The 2021 FAI Cup final, known as the 2021 Extra.ie FAI Cup final for sponsorship reasons, was the final match of the 2021 FAI Cup, the national association football cup of the Republic of Ireland. The match took place on Sunday 28 November at the Aviva Stadium in Dublin, and was contested by St Patrick's Athletic and Bohemians.
St Patrick's Athletic captained by Ian Bermingham won the game 4–3 on penalties after a 1–1 draw in which both Chris Forrester and Rory Feely scored against their former clubs.

== Prematch ==
St Patrick's Athletic were looking to win their fourth FAI Cup after winning in 1959, 1961, and 2014. Bohemians were looking to win their eight FAI Cup after winning in 1927–28, 1934–35, 1969–70, 1975–76, 1991–92, 2000–01, 2008. The final was the first since 2014 to not feature Dundalk who were looking to reach their seventh final in a row.

The match was broadcast live on RTÉ Two and RTÉ Two HD in the Republic of Ireland, and via the RTÉ Player worldwide.
○ ○ ○ ○ ○
**Required work**
(1) In the text on the 2021 FAI Cup final, who captained St Patrick's Athletic?
(2) Could you render this sentence from the 2021 FAI Cup final text in Spanish: "The match was broadcast live on RTÉ Two and RTÉ Two HD in the Republic of Ireland, and via the RTÉ Player worldwide."
○ ○ ○ ○ ○
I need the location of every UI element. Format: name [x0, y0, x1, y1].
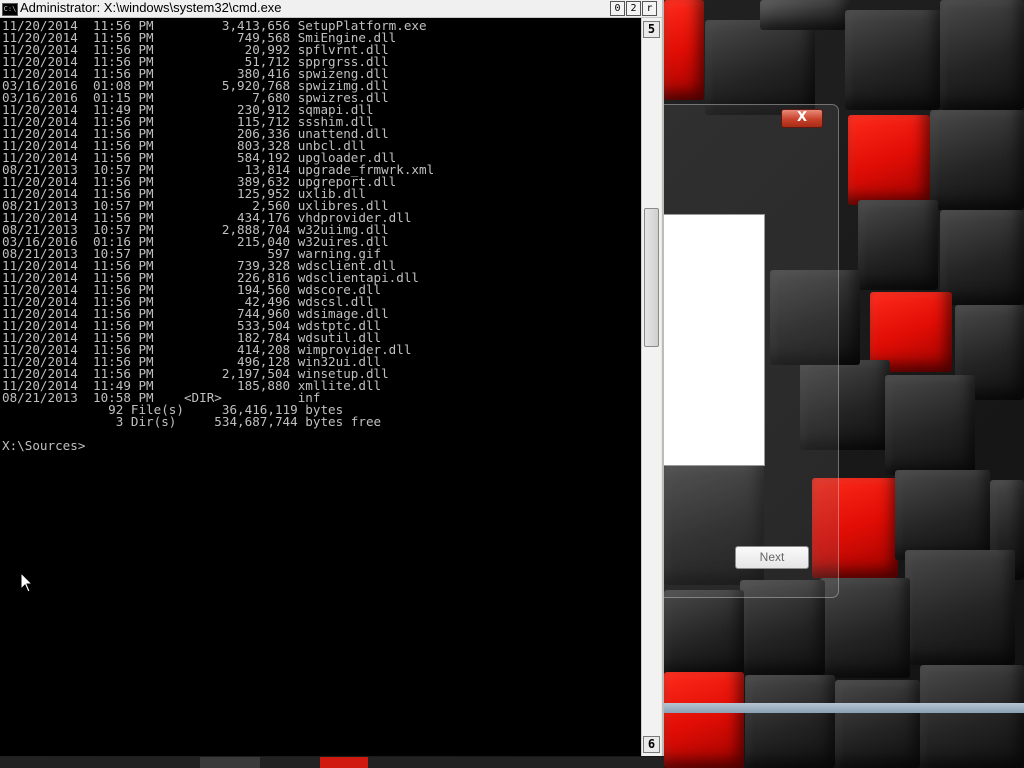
bg-cube — [905, 550, 1015, 665]
bg-cube — [858, 200, 938, 290]
bg-cube — [845, 10, 940, 110]
bg-cube — [920, 665, 1024, 768]
minimize-button[interactable]: 0 — [610, 1, 625, 16]
console-line: 3 Dir(s) 534,687,744 bytes free — [2, 414, 382, 429]
bg-cube — [930, 110, 1024, 210]
setup-close-button[interactable]: X — [781, 109, 823, 128]
mouse-pointer-icon — [20, 572, 34, 593]
taskbar-strip — [0, 757, 664, 768]
title-bar[interactable]: C:\ Administrator: X:\windows\system32\c… — [0, 0, 662, 18]
bg-cube-red — [664, 672, 744, 768]
taskbar-segment — [320, 757, 368, 768]
scroll-up-button[interactable]: 5 — [643, 21, 660, 38]
next-button[interactable]: Next — [735, 546, 809, 569]
bg-cube — [940, 210, 1024, 305]
maximize-button[interactable]: 2 — [626, 1, 641, 16]
bg-cube — [835, 680, 920, 768]
bg-cube-red — [848, 115, 930, 205]
bg-cube — [895, 470, 990, 560]
console-line: X:\Sources> — [2, 438, 86, 453]
bg-cube-red — [664, 0, 704, 100]
bg-cube — [745, 675, 835, 768]
console-output[interactable]: 11/20/2014 11:56 PM 3,413,656 SetupPlatf… — [0, 18, 641, 756]
cmd-app-icon[interactable]: C:\ — [2, 3, 18, 16]
bg-cube — [705, 20, 815, 115]
setup-content-panel — [664, 214, 765, 466]
cmd-window: C:\ Administrator: X:\windows\system32\c… — [0, 0, 664, 756]
setup-dialog: X Next — [664, 104, 839, 598]
vertical-scrollbar[interactable]: 5 6 — [641, 18, 661, 756]
scroll-down-button[interactable]: 6 — [643, 736, 660, 753]
taskbar-segment — [200, 757, 260, 768]
close-button[interactable]: r — [642, 1, 657, 16]
scroll-thumb[interactable] — [644, 208, 659, 347]
progress-bar — [664, 703, 1024, 713]
bg-cube — [885, 375, 975, 475]
bg-cube — [760, 0, 850, 30]
console-text: 11/20/2014 11:56 PM 3,413,656 SetupPlatf… — [0, 18, 641, 452]
bg-cube — [940, 0, 1024, 110]
bg-cube — [664, 590, 744, 675]
window-title: Administrator: X:\windows\system32\cmd.e… — [20, 0, 282, 15]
○ ○ ○ ○ ○
**The results**
(1) Ian Bermingham

(2) El partido se retransmitió en directo por RTÉ Two y RTÉ Two HD en la República de Irlanda, y a través de RTÉ Player en todo el mundo.